Given records.
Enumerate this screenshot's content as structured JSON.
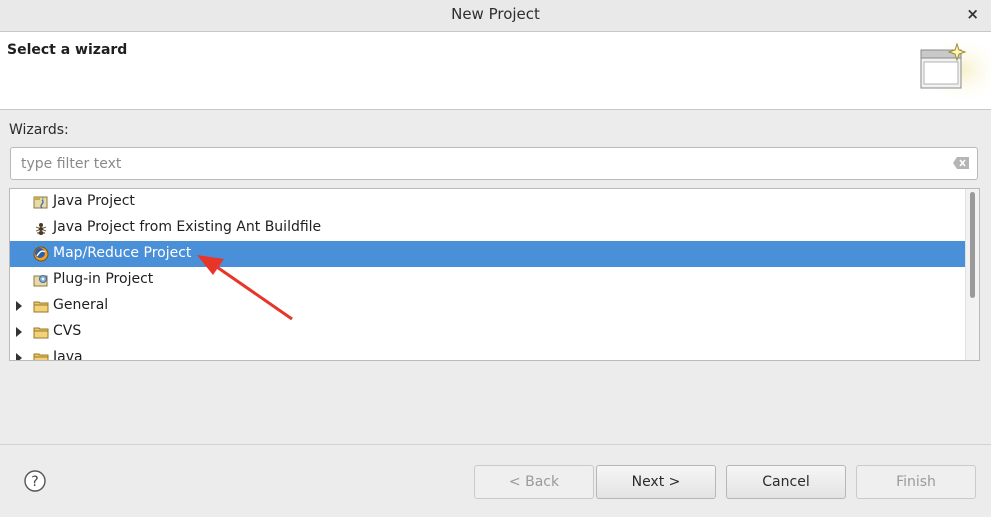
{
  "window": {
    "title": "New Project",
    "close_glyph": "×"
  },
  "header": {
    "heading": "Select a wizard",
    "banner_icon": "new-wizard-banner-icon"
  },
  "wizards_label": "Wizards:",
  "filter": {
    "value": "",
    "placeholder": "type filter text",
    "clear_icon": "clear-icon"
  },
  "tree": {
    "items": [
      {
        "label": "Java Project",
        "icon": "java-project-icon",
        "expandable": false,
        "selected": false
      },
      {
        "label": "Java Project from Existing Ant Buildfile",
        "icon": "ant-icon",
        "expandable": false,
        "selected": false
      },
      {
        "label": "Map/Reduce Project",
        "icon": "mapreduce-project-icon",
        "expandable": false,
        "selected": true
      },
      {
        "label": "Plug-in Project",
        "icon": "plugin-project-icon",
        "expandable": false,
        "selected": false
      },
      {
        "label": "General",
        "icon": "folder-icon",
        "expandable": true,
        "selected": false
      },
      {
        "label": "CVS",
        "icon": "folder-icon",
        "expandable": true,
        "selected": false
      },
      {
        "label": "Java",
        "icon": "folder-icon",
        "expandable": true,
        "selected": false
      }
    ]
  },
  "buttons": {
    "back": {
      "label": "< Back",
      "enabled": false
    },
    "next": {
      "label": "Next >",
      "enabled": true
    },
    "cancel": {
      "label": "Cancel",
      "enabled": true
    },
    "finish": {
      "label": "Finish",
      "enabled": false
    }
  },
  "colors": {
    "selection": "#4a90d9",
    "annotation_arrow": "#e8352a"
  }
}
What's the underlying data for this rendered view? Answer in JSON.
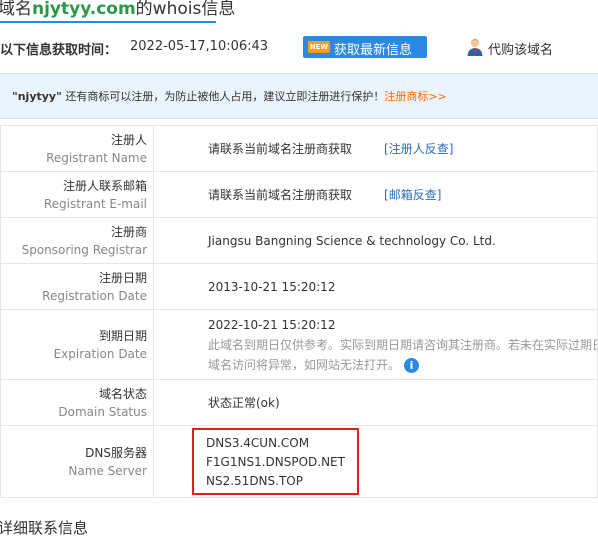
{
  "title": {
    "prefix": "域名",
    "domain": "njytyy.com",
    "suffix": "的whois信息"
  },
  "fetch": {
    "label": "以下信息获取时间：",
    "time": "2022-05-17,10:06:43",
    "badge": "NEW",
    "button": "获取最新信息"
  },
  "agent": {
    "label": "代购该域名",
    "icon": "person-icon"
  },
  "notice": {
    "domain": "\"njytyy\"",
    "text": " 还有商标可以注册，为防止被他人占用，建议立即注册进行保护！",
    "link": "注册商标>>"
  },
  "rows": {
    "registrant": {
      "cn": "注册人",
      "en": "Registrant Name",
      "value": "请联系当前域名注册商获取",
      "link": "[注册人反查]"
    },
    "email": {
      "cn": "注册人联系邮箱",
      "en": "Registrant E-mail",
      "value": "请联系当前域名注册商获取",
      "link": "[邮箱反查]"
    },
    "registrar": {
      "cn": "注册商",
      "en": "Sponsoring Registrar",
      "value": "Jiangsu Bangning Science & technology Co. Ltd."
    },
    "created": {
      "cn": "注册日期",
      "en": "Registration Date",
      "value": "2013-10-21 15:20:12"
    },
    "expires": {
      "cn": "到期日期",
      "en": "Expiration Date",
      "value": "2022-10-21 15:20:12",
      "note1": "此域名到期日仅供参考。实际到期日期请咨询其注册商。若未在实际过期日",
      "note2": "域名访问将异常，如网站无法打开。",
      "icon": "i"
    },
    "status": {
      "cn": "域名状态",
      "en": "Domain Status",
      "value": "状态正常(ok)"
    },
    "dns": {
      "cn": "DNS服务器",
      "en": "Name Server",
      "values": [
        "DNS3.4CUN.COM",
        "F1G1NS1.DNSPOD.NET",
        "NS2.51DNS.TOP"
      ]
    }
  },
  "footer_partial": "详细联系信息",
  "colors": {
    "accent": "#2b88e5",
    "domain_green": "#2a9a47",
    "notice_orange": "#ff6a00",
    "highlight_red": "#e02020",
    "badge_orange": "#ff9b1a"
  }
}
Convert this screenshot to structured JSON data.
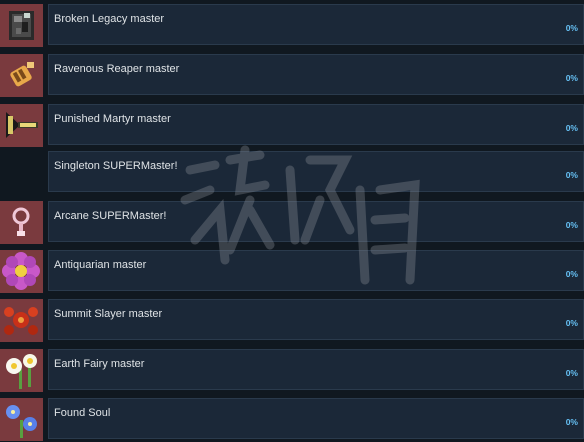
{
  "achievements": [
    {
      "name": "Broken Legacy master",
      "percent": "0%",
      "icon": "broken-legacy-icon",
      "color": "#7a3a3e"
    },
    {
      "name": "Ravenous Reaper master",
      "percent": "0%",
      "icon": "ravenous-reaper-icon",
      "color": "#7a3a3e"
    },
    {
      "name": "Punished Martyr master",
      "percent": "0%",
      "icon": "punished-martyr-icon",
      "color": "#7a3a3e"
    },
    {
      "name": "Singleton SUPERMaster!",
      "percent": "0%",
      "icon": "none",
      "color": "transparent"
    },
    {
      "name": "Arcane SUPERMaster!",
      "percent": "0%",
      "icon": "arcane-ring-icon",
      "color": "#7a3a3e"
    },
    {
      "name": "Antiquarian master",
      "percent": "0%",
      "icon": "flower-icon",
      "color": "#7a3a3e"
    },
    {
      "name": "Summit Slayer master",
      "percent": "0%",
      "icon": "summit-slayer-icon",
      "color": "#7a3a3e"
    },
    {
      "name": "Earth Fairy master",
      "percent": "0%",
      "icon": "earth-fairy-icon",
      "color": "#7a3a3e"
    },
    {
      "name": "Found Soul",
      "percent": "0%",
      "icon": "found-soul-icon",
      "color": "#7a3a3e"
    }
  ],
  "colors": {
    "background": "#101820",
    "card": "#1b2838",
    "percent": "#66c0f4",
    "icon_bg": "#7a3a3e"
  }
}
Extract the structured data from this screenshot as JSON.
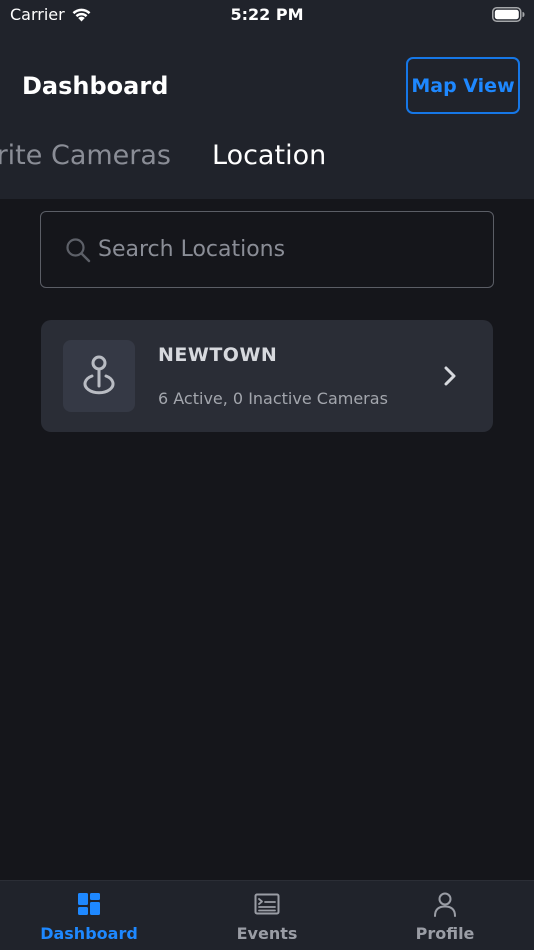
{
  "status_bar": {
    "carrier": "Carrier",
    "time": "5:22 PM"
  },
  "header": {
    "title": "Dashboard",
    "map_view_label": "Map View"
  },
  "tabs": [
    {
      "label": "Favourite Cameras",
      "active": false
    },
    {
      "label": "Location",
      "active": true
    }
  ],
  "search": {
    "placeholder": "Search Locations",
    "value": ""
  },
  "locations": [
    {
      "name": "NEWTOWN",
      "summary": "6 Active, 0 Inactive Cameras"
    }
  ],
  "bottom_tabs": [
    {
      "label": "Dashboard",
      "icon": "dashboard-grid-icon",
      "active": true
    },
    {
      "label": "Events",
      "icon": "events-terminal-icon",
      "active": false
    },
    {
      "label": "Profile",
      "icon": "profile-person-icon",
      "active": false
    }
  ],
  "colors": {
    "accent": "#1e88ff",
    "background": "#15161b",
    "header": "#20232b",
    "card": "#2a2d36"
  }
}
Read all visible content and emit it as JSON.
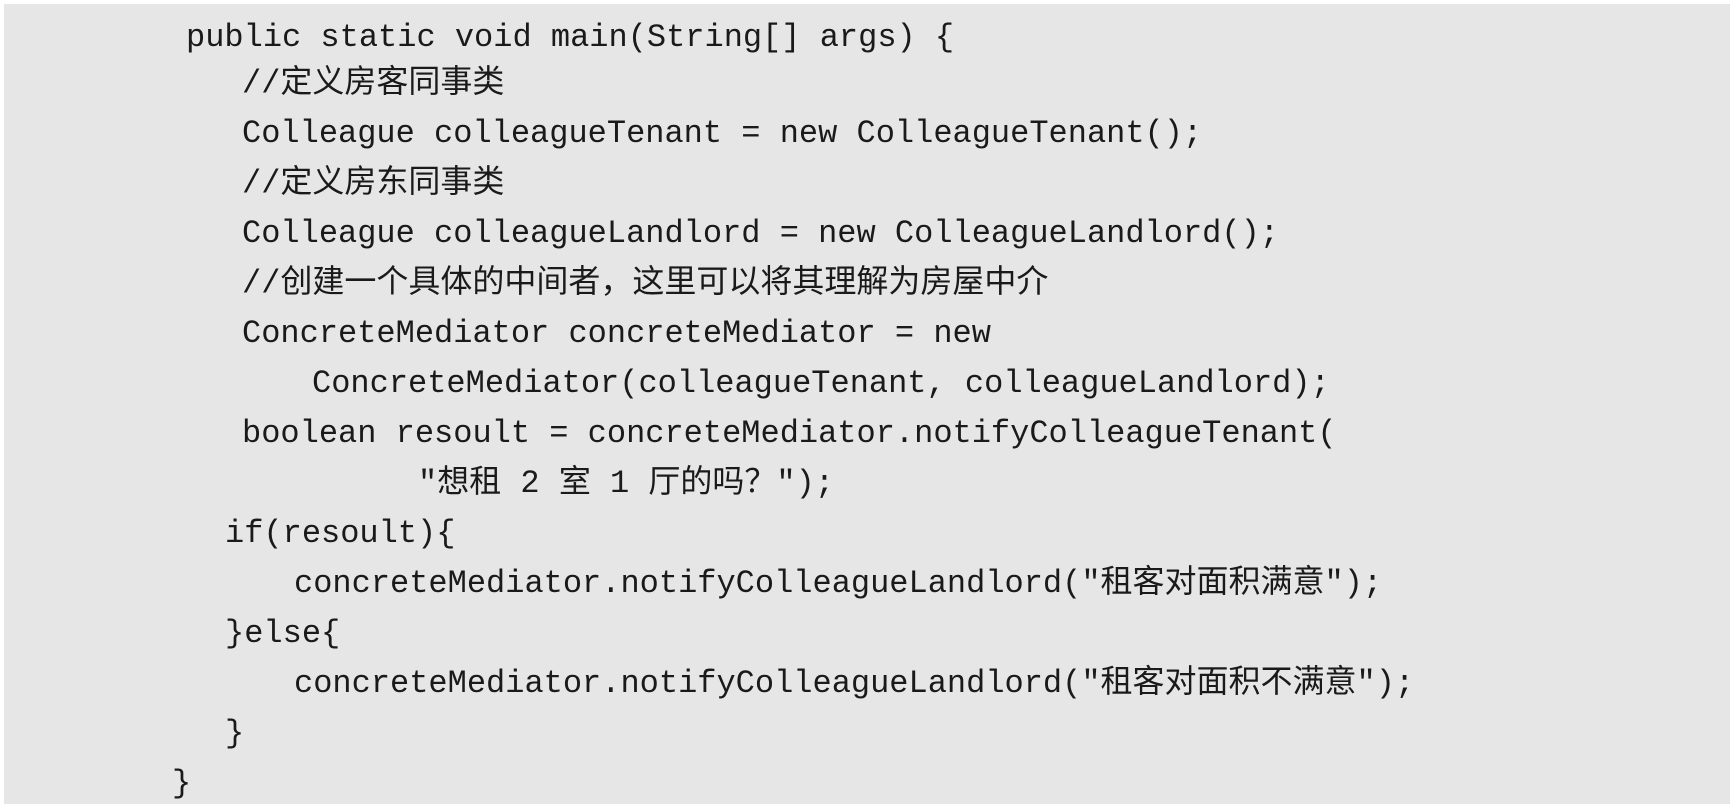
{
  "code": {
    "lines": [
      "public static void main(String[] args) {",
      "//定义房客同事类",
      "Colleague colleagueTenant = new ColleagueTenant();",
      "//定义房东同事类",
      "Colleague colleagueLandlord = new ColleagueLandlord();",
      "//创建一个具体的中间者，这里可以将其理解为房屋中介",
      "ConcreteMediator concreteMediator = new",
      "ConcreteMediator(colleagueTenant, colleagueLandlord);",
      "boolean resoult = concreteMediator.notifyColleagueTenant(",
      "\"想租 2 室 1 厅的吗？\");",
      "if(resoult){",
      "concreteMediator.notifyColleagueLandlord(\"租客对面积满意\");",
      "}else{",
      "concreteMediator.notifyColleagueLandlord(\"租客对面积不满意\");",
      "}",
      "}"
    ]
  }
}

Your task.
Output, exactly, all the records above; include no pictures.

Expected output.
Enumerate this screenshot's content as structured JSON.
{
  "window": {
    "title": "New Project",
    "close_glyph": "×"
  },
  "header": {
    "heading": "Select a wizard",
    "banner_icon": "new-wizard-banner-icon"
  },
  "wizards_label": "Wizards:",
  "filter": {
    "value": "",
    "placeholder": "type filter text",
    "clear_icon": "clear-icon"
  },
  "tree": {
    "items": [
      {
        "label": "Java Project",
        "icon": "java-project-icon",
        "expandable": false,
        "selected": false
      },
      {
        "label": "Java Project from Existing Ant Buildfile",
        "icon": "ant-icon",
        "expandable": false,
        "selected": false
      },
      {
        "label": "Map/Reduce Project",
        "icon": "mapreduce-project-icon",
        "expandable": false,
        "selected": true
      },
      {
        "label": "Plug-in Project",
        "icon": "plugin-project-icon",
        "expandable": false,
        "selected": false
      },
      {
        "label": "General",
        "icon": "folder-icon",
        "expandable": true,
        "selected": false
      },
      {
        "label": "CVS",
        "icon": "folder-icon",
        "expandable": true,
        "selected": false
      },
      {
        "label": "Java",
        "icon": "folder-icon",
        "expandable": true,
        "selected": false
      }
    ]
  },
  "buttons": {
    "back": {
      "label": "< Back",
      "enabled": false
    },
    "next": {
      "label": "Next >",
      "enabled": true
    },
    "cancel": {
      "label": "Cancel",
      "enabled": true
    },
    "finish": {
      "label": "Finish",
      "enabled": false
    }
  },
  "colors": {
    "selection": "#4a90d9",
    "annotation_arrow": "#e8352a"
  }
}
What's the underlying data for this rendered view? Answer in JSON.
{
  "title": {
    "prefix": "域名",
    "domain": "njytyy.com",
    "suffix": "的whois信息"
  },
  "fetch": {
    "label": "以下信息获取时间：",
    "time": "2022-05-17,10:06:43",
    "badge": "NEW",
    "button": "获取最新信息"
  },
  "agent": {
    "label": "代购该域名",
    "icon": "person-icon"
  },
  "notice": {
    "domain": "\"njytyy\"",
    "text": " 还有商标可以注册，为防止被他人占用，建议立即注册进行保护！",
    "link": "注册商标>>"
  },
  "rows": {
    "registrant": {
      "cn": "注册人",
      "en": "Registrant Name",
      "value": "请联系当前域名注册商获取",
      "link": "[注册人反查]"
    },
    "email": {
      "cn": "注册人联系邮箱",
      "en": "Registrant E-mail",
      "value": "请联系当前域名注册商获取",
      "link": "[邮箱反查]"
    },
    "registrar": {
      "cn": "注册商",
      "en": "Sponsoring Registrar",
      "value": "Jiangsu Bangning Science & technology Co. Ltd."
    },
    "created": {
      "cn": "注册日期",
      "en": "Registration Date",
      "value": "2013-10-21 15:20:12"
    },
    "expires": {
      "cn": "到期日期",
      "en": "Expiration Date",
      "value": "2022-10-21 15:20:12",
      "note1": "此域名到期日仅供参考。实际到期日期请咨询其注册商。若未在实际过期日",
      "note2": "域名访问将异常，如网站无法打开。",
      "icon": "i"
    },
    "status": {
      "cn": "域名状态",
      "en": "Domain Status",
      "value": "状态正常(ok)"
    },
    "dns": {
      "cn": "DNS服务器",
      "en": "Name Server",
      "values": [
        "DNS3.4CUN.COM",
        "F1G1NS1.DNSPOD.NET",
        "NS2.51DNS.TOP"
      ]
    }
  },
  "footer_partial": "详细联系信息",
  "colors": {
    "accent": "#2b88e5",
    "domain_green": "#2a9a47",
    "notice_orange": "#ff6a00",
    "highlight_red": "#e02020",
    "badge_orange": "#ff9b1a"
  }
}
Convert this screenshot to structured JSON data.
{
  "achievements": [
    {
      "name": "Broken Legacy master",
      "percent": "0%",
      "icon": "broken-legacy-icon",
      "color": "#7a3a3e"
    },
    {
      "name": "Ravenous Reaper master",
      "percent": "0%",
      "icon": "ravenous-reaper-icon",
      "color": "#7a3a3e"
    },
    {
      "name": "Punished Martyr master",
      "percent": "0%",
      "icon": "punished-martyr-icon",
      "color": "#7a3a3e"
    },
    {
      "name": "Singleton SUPERMaster!",
      "percent": "0%",
      "icon": "none",
      "color": "transparent"
    },
    {
      "name": "Arcane SUPERMaster!",
      "percent": "0%",
      "icon": "arcane-ring-icon",
      "color": "#7a3a3e"
    },
    {
      "name": "Antiquarian master",
      "percent": "0%",
      "icon": "flower-icon",
      "color": "#7a3a3e"
    },
    {
      "name": "Summit Slayer master",
      "percent": "0%",
      "icon": "summit-slayer-icon",
      "color": "#7a3a3e"
    },
    {
      "name": "Earth Fairy master",
      "percent": "0%",
      "icon": "earth-fairy-icon",
      "color": "#7a3a3e"
    },
    {
      "name": "Found Soul",
      "percent": "0%",
      "icon": "found-soul-icon",
      "color": "#7a3a3e"
    }
  ],
  "colors": {
    "background": "#101820",
    "card": "#1b2838",
    "percent": "#66c0f4",
    "icon_bg": "#7a3a3e"
  }
}
Extract the structured data from this screenshot as JSON.
{
  "status_bar": {
    "carrier": "Carrier",
    "time": "5:22 PM"
  },
  "header": {
    "title": "Dashboard",
    "map_view_label": "Map View"
  },
  "tabs": [
    {
      "label": "Favourite Cameras",
      "active": false
    },
    {
      "label": "Location",
      "active": true
    }
  ],
  "search": {
    "placeholder": "Search Locations",
    "value": ""
  },
  "locations": [
    {
      "name": "NEWTOWN",
      "summary": "6 Active, 0 Inactive Cameras"
    }
  ],
  "bottom_tabs": [
    {
      "label": "Dashboard",
      "icon": "dashboard-grid-icon",
      "active": true
    },
    {
      "label": "Events",
      "icon": "events-terminal-icon",
      "active": false
    },
    {
      "label": "Profile",
      "icon": "profile-person-icon",
      "active": false
    }
  ],
  "colors": {
    "accent": "#1e88ff",
    "background": "#15161b",
    "header": "#20232b",
    "card": "#2a2d36"
  }
}
Read all visible content and emit it as JSON.
{
  "code": {
    "lines": [
      "public static void main(String[] args) {",
      "//定义房客同事类",
      "Colleague colleagueTenant = new ColleagueTenant();",
      "//定义房东同事类",
      "Colleague colleagueLandlord = new ColleagueLandlord();",
      "//创建一个具体的中间者，这里可以将其理解为房屋中介",
      "ConcreteMediator concreteMediator = new",
      "ConcreteMediator(colleagueTenant, colleagueLandlord);",
      "boolean resoult = concreteMediator.notifyColleagueTenant(",
      "\"想租 2 室 1 厅的吗？\");",
      "if(resoult){",
      "concreteMediator.notifyColleagueLandlord(\"租客对面积满意\");",
      "}else{",
      "concreteMediator.notifyColleagueLandlord(\"租客对面积不满意\");",
      "}",
      "}"
    ]
  }
}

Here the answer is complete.